** Excerpted passage follows **

Bisphosphonate (BP) compounds are commonly used to reduce complications such as hypercalcemia and pathological fractures due to various malignant tumors by inhibiting bone osteoclastic activity, improving quality of life, and reducing pain in cancer patients with bone metastases. Intravenous BP therapy is effective in correcting hypercalcemia due to malignancy, and in treating tumors associated with breast, prostate, and lung cancers, and metastatic osteolytic lesions due to multiple myeloma [1,2]. The American Association of Oral and Maxillofacial Surgeons (AAOMS) describes BP-related osteonecrosis of the jaw (BRONJ) as a clinical condition characterized by the formation of exposed bone areas in the maxillofacial region that persist for ≥8 weeks in patients who have used or are still using BP-based drugs, and have not received radiotherapy to the head and neck region [3].

In recent years, BRONJ has been identified as a potential complication of nitrogen-containing BP (NBP)-based drugs, especially when administered intravenously. Since these clinical lesions can also be caused by antiresorptive drugs, such as denosumab and sunitinib, and antiangiogenetic drugs, such as bevacizumab, AAOMS has named this condition medication-related osteonecrosis of the jaw (MRONJ). AAOMS recently recognized other medications causing MRONJ, including fusion proteins (aflibercept), mammalian target of rapamycin (mTOR) inhibitors (everolimus), selective estrogen receptor modulators (raloxifene), immunosuppressants (methotrexate and corticosteroids), and antiresorptives prescribed for osteoporosis (romosozumab) [3].

While it remains unknown why BPs cause osteonecrosis, especially in the jaw, theories for MRONJ pathophysiology include changes in bone remodeling, excessive suppression of bone resorption, inhibition of angiogenesis, synergy between bone micro-fractures due to continuous microtrauma and periodontal bacterial invasion, suppression of innate or acquired immunity, vitamin D deficiency, toxicity, and inflammation or infection in soft tissues [3]. Studies have also shown that BPs inhibit vascular endothelial growth factor (VEGF) [4,5,6].

Previous experimental and clinical studies have shown that promoting angiogenesis is an important treatment strategy in the healing and regeneration of all tissues, including bone. Deferoxamine (DFO), which is indicated in the treatment of iron poisoning by the US Food and Drug Administration (FDA), has been shown in many studies to support bone healing, especially of irradiated bones [7,8,9]. DFO contributes to angiogenesis by inhibiting the prolyl-hydroxylase enzyme. It was observed that DFO causes iron chelation in the callus region in fracture healing models. In addition, it was observed that iron accumulation inhibits the prolyl-hydroxylation of hypoxia-inducable factor 1-alpha (HIF-1α), causing it to accumulate.

** End of Excerpted passage **
** Provided material follows **

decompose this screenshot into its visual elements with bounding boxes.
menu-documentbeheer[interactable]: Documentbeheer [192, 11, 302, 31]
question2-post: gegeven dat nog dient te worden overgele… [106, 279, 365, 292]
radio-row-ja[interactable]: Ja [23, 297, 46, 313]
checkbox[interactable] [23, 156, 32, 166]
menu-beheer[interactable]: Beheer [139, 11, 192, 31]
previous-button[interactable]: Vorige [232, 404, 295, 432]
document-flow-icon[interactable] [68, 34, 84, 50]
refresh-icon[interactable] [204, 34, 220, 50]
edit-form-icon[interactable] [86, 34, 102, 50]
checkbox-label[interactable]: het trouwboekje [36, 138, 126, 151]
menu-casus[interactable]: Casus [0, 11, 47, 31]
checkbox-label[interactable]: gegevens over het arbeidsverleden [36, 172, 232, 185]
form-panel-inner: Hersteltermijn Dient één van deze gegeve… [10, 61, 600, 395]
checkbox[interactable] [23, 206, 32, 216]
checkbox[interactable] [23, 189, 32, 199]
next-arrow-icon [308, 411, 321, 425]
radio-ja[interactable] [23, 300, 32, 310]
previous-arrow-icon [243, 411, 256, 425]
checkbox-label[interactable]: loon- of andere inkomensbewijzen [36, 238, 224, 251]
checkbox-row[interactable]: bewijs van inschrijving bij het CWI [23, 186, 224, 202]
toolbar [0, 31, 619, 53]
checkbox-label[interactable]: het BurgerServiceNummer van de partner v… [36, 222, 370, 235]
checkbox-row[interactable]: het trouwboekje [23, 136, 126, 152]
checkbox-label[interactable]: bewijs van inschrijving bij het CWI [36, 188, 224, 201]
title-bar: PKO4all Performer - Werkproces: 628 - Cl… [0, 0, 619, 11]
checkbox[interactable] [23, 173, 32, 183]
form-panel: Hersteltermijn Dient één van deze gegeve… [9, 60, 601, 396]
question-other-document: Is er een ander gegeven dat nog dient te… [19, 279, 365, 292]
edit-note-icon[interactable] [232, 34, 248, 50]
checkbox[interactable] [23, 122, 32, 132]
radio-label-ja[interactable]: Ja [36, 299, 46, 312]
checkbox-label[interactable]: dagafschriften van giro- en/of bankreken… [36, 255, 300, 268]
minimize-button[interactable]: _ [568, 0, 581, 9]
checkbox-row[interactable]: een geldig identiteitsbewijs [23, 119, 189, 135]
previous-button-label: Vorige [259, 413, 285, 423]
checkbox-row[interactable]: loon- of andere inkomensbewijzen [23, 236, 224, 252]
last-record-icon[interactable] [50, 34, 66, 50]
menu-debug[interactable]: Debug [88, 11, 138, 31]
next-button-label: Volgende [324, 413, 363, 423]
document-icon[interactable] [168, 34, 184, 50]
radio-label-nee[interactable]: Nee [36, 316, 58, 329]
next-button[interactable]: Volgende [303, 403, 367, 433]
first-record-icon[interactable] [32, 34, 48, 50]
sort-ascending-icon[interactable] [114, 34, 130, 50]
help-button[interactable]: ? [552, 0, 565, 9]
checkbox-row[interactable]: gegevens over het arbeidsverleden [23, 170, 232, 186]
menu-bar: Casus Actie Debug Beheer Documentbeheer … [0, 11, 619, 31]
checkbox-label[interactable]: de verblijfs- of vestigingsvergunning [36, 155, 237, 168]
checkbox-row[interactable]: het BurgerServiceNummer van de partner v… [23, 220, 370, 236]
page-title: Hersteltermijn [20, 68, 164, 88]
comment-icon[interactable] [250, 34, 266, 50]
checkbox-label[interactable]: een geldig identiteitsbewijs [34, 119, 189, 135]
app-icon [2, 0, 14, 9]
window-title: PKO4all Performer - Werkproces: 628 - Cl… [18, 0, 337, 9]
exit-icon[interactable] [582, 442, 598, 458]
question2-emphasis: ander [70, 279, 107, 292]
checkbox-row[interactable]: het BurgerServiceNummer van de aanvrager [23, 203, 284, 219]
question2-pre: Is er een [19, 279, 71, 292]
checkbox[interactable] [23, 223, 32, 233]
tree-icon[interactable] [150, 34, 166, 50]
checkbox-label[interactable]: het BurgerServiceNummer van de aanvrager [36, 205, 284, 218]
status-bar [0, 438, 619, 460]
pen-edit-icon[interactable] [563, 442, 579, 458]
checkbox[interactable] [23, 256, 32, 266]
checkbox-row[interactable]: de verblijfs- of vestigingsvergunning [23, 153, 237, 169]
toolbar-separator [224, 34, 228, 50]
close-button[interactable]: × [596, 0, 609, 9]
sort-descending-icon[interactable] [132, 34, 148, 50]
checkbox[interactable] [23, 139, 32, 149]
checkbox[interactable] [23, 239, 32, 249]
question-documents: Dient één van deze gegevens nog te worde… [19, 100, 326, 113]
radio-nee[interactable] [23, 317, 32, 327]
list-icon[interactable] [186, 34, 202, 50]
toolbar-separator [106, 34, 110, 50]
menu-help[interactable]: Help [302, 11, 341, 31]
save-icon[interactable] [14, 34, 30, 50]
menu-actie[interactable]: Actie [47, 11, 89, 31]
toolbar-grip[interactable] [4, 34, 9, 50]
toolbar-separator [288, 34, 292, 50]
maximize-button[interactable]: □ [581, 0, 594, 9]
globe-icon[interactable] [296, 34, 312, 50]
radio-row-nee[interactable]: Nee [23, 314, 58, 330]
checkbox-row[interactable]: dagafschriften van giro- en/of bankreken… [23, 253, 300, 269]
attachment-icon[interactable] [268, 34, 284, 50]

** End of Provided material **

* _About this task_:
Render this sentence from the passage on medication-related osteonecrosis of the jaw into Spanish: "DFO contributes to angiogenesis by inhibiting the prolyl-hydroxylase enzyme." The records are separate material and have no connection to the osteonecrosis text.

* _Written response_:
La DFO contribuye a la angiogénesis al inhibir la enzima prolil hidroxilasa.